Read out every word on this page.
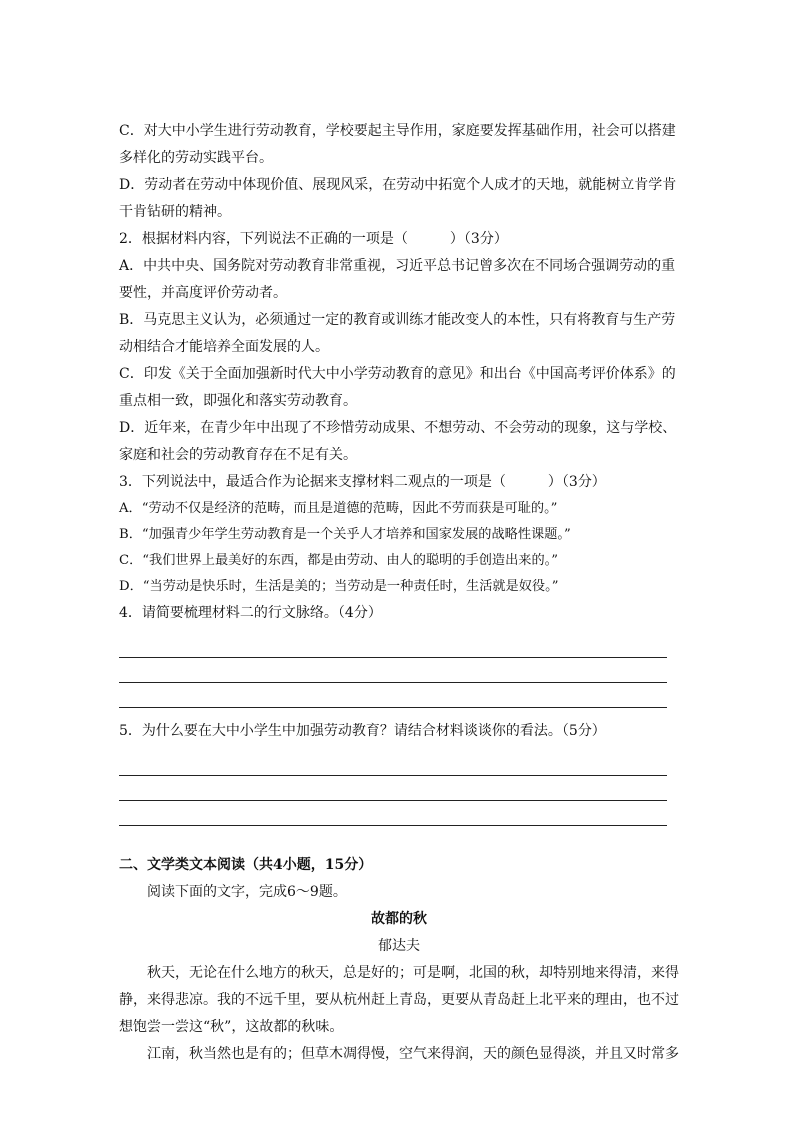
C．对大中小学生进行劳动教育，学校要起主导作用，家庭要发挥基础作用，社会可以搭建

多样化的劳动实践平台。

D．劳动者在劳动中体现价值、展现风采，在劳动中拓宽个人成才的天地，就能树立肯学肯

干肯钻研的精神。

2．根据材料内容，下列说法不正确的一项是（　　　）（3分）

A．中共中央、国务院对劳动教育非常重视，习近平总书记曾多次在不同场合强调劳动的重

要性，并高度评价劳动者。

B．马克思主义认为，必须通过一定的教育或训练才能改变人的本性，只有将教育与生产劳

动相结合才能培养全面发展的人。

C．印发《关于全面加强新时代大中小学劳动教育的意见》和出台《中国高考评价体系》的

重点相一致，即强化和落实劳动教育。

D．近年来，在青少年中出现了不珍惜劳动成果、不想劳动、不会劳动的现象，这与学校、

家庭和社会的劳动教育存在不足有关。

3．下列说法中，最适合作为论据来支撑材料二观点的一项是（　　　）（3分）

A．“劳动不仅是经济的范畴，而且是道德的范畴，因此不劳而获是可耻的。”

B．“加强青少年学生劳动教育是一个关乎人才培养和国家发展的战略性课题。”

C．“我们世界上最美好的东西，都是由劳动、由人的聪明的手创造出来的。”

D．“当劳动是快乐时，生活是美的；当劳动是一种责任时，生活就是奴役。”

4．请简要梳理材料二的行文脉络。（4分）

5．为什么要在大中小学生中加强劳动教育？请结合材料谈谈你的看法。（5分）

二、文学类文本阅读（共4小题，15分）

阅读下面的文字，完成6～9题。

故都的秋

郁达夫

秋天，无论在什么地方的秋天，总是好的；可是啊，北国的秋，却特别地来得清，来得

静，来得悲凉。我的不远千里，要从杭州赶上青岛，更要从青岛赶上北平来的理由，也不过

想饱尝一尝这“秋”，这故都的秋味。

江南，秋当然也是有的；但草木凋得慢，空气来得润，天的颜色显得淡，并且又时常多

_ _ _ _ _

● **Task**
Repeat every record precisely. Any picture among them stays out of the copy.

● **Exercise output**
Read out every word on this page.
C．对大中小学生进行劳动教育，学校要起主导作用，家庭要发挥基础作用，社会可以搭建

多样化的劳动实践平台。

D．劳动者在劳动中体现价值、展现风采，在劳动中拓宽个人成才的天地，就能树立肯学肯

干肯钻研的精神。

2．根据材料内容，下列说法不正确的一项是（　　　）（3分）

A．中共中央、国务院对劳动教育非常重视，习近平总书记曾多次在不同场合强调劳动的重

要性，并高度评价劳动者。

B．马克思主义认为，必须通过一定的教育或训练才能改变人的本性，只有将教育与生产劳

动相结合才能培养全面发展的人。

C．印发《关于全面加强新时代大中小学劳动教育的意见》和出台《中国高考评价体系》的

重点相一致，即强化和落实劳动教育。

D．近年来，在青少年中出现了不珍惜劳动成果、不想劳动、不会劳动的现象，这与学校、

家庭和社会的劳动教育存在不足有关。

3．下列说法中，最适合作为论据来支撑材料二观点的一项是（　　　）（3分）

A．“劳动不仅是经济的范畴，而且是道德的范畴，因此不劳而获是可耻的。”

B．“加强青少年学生劳动教育是一个关乎人才培养和国家发展的战略性课题。”

C．“我们世界上最美好的东西，都是由劳动、由人的聪明的手创造出来的。”

D．“当劳动是快乐时，生活是美的；当劳动是一种责任时，生活就是奴役。”

4．请简要梳理材料二的行文脉络。（4分）

5．为什么要在大中小学生中加强劳动教育？请结合材料谈谈你的看法。（5分）

二、文学类文本阅读（共4小题，15分）

阅读下面的文字，完成6～9题。

故都的秋

郁达夫

秋天，无论在什么地方的秋天，总是好的；可是啊，北国的秋，却特别地来得清，来得

静，来得悲凉。我的不远千里，要从杭州赶上青岛，更要从青岛赶上北平来的理由，也不过

想饱尝一尝这“秋”，这故都的秋味。

江南，秋当然也是有的；但草木凋得慢，空气来得润，天的颜色显得淡，并且又时常多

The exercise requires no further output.